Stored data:
** start **
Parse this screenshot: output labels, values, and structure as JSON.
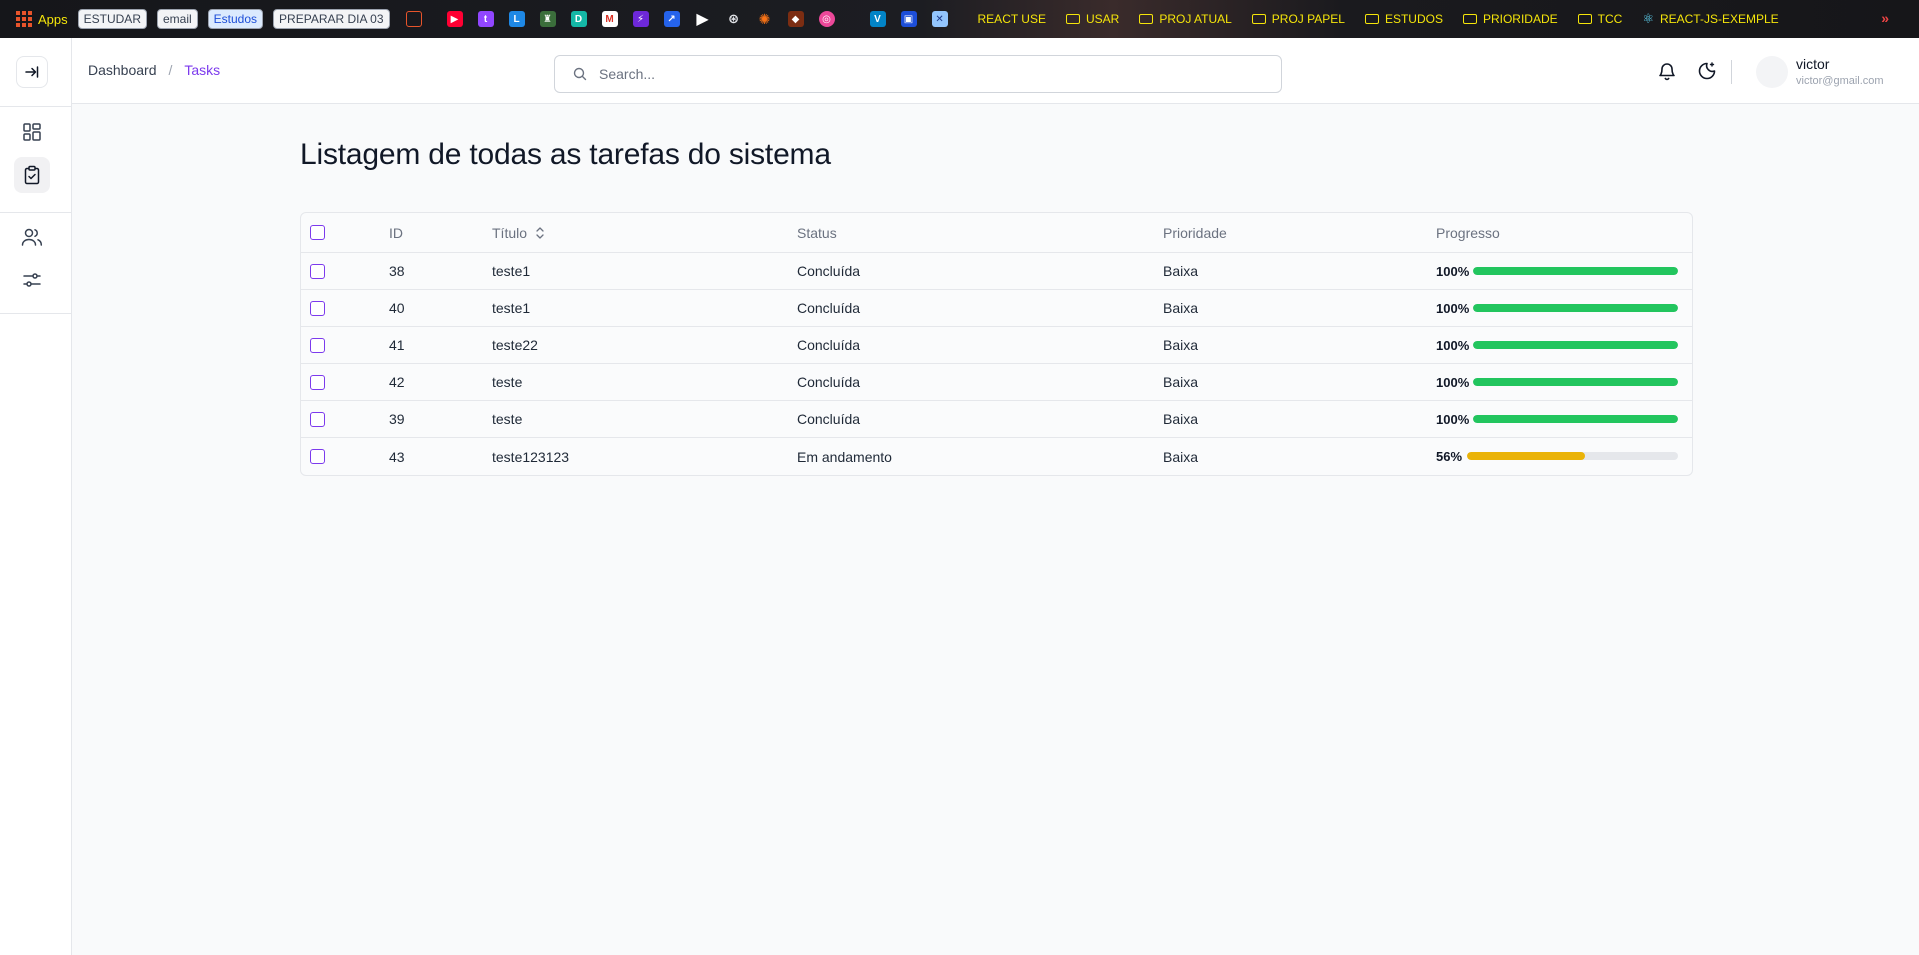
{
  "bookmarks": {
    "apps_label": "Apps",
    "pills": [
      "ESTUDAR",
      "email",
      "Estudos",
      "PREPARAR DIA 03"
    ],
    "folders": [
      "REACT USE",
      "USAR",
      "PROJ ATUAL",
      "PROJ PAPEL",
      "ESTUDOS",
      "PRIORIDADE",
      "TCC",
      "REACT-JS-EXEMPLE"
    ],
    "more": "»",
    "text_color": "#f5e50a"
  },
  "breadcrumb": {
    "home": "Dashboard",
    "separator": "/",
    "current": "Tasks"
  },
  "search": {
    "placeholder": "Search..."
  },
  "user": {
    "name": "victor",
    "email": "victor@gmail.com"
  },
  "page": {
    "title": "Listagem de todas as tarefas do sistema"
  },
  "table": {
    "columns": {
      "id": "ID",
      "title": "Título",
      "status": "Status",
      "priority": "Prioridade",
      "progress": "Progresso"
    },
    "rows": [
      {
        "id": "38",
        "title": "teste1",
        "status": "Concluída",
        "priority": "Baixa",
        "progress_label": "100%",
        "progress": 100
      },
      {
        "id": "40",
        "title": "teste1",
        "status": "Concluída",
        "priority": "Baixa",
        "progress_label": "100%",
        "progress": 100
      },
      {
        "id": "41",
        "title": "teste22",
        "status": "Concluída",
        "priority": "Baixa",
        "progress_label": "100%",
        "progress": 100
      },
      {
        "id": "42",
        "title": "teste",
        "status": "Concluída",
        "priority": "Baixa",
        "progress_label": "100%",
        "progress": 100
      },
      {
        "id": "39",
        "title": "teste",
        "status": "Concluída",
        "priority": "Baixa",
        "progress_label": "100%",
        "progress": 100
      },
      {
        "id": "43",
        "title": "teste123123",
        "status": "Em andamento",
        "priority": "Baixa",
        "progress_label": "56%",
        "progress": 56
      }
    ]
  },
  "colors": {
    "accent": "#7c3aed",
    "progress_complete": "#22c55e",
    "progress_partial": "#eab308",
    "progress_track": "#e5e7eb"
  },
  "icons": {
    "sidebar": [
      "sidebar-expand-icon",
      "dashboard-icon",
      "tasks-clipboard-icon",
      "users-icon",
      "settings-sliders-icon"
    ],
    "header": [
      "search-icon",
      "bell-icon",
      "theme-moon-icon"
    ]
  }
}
** end **
* **Given instruction**
Search the lines for "title". Copy each line that has it.

* **Exercise result**
    "title": "Listagem de todas as tarefas do sistema"
      "title": "Título",
        "title": "teste1",
        "title": "teste1",
        "title": "teste22",
        "title": "teste",
        "title": "teste",
        "title": "teste123123",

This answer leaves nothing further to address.